> **What to produce**
Find the lines holding "Újezd" and copy them.

> **Records to process**
————————
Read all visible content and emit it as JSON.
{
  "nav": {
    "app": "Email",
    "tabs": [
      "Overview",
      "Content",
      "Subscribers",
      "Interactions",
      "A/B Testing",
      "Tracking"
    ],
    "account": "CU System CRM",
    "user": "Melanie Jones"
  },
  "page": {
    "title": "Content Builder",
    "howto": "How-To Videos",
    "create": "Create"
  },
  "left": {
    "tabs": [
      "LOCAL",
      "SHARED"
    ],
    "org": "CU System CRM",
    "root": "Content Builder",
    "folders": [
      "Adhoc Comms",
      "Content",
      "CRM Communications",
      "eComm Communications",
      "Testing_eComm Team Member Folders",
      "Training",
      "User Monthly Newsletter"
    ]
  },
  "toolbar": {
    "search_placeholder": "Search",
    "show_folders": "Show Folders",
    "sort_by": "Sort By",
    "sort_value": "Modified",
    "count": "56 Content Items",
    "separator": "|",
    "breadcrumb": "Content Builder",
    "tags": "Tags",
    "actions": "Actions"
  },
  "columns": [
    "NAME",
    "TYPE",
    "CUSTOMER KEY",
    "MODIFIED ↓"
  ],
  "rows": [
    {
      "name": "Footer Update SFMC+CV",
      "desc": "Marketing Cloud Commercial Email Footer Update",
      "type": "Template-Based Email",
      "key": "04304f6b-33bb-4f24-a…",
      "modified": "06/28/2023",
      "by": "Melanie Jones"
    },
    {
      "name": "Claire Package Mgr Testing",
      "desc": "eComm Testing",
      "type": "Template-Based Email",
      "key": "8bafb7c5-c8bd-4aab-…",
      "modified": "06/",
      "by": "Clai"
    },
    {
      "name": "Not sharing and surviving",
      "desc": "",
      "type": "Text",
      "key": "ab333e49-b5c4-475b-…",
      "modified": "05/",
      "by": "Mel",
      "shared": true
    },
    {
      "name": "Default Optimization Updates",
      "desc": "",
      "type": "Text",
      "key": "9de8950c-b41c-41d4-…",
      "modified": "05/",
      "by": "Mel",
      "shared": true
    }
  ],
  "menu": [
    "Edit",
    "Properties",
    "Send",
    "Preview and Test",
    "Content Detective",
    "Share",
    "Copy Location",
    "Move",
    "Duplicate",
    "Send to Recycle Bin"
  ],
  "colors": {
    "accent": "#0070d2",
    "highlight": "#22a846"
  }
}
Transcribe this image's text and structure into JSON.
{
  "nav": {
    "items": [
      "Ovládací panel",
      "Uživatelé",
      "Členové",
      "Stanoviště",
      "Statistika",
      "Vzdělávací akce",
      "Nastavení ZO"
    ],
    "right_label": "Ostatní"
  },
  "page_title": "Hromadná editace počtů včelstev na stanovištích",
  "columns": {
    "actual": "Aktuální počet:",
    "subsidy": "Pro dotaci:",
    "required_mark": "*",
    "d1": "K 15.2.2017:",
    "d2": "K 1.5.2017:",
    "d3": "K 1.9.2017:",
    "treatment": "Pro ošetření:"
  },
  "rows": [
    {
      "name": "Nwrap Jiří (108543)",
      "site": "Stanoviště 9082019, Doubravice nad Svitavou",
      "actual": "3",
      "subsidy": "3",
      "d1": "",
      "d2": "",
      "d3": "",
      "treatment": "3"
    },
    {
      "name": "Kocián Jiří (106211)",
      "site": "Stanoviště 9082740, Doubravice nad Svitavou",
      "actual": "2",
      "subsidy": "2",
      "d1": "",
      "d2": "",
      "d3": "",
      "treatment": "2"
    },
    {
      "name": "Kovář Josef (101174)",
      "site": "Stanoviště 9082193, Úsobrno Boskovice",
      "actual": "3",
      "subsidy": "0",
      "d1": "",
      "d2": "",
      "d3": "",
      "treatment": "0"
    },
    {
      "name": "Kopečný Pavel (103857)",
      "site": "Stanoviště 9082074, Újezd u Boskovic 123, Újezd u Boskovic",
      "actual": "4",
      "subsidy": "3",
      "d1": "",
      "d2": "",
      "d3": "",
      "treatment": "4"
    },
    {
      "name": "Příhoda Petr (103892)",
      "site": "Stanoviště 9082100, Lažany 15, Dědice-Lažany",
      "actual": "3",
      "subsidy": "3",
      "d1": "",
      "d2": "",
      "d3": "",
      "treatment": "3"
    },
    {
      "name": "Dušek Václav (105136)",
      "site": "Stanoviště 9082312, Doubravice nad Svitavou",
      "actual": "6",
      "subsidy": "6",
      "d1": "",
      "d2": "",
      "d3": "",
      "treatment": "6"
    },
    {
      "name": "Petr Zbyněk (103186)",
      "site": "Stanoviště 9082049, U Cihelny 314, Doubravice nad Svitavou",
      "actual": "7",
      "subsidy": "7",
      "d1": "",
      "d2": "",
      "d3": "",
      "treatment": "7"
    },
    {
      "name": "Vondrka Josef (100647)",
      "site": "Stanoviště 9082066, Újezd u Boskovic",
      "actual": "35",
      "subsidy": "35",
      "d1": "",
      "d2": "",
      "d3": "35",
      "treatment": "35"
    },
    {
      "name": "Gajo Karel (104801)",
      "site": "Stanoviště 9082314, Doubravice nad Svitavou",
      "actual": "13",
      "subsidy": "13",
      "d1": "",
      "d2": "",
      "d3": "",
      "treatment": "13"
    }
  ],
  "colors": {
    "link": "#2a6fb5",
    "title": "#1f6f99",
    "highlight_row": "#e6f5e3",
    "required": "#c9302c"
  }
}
————————
> **Response below**
      "site": "Stanoviště 9082074, Újezd u Boskovic 123, Újezd u Boskovic",
      "site": "Stanoviště 9082066, Újezd u Boskovic",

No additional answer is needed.